What is asked |
Gather every line that includes the word "time", please.
** start Material to process **
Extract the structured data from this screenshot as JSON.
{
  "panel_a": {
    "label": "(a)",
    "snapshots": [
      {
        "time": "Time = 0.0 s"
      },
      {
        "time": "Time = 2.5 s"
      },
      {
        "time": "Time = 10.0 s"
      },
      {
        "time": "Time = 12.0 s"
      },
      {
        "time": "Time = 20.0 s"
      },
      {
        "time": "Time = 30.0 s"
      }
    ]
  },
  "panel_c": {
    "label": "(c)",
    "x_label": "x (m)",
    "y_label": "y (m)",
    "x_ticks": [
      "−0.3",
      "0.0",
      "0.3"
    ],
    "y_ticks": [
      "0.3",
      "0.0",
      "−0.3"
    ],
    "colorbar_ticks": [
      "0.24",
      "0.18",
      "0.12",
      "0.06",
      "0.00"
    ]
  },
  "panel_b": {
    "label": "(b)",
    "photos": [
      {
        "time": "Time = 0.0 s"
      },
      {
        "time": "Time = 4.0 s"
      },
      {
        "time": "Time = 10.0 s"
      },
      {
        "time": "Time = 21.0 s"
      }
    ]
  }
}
** end Material to process **
Solved problem |
        "time": "Time = 0.0 s"
        "time": "Time = 2.5 s"
        "time": "Time = 10.0 s"
        "time": "Time = 12.0 s"
        "time": "Time = 20.0 s"
        "time": "Time = 30.0 s"
        "time": "Time = 0.0 s"
        "time": "Time = 4.0 s"
        "time": "Time = 10.0 s"
        "time": "Time = 21.0 s"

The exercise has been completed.